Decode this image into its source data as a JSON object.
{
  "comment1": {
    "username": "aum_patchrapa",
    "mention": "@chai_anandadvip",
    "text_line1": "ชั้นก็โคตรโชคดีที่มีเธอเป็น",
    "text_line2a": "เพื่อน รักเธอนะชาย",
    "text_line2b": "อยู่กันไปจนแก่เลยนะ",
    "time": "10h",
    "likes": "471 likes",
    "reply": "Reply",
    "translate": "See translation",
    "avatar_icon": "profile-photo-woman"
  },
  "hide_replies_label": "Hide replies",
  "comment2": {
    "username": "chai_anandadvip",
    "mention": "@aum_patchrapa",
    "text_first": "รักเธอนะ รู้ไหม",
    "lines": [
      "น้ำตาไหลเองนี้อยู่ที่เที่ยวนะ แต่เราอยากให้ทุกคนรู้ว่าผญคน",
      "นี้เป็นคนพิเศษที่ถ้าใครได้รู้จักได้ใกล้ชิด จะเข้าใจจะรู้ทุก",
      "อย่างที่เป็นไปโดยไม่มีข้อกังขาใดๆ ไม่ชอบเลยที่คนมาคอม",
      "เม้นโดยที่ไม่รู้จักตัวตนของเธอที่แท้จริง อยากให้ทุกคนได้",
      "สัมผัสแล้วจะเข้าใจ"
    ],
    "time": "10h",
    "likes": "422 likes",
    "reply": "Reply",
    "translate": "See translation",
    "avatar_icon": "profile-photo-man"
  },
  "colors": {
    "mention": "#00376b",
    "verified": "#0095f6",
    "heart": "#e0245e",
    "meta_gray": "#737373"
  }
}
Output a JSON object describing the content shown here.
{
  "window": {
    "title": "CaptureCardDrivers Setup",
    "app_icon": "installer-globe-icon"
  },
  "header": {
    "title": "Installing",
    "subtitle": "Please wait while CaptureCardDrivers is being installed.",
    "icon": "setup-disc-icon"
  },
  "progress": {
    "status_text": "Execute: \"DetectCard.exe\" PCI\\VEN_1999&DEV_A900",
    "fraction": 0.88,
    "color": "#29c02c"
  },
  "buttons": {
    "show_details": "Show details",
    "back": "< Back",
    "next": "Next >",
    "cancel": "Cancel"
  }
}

****************************************

From the line containing "Output a JSON" through the closing line of the material above, return every line exactly and omit all others.

OUTPUT OF THE TASK
Output a JSON object describing the content shown here.
{
  "window": {
    "title": "CaptureCardDrivers Setup",
    "app_icon": "installer-globe-icon"
  },
  "header": {
    "title": "Installing",
    "subtitle": "Please wait while CaptureCardDrivers is being installed.",
    "icon": "setup-disc-icon"
  },
  "progress": {
    "status_text": "Execute: \"DetectCard.exe\" PCI\\VEN_1999&DEV_A900",
    "fraction": 0.88,
    "color": "#29c02c"
  },
  "buttons": {
    "show_details": "Show details",
    "back": "< Back",
    "next": "Next >",
    "cancel": "Cancel"
  }
}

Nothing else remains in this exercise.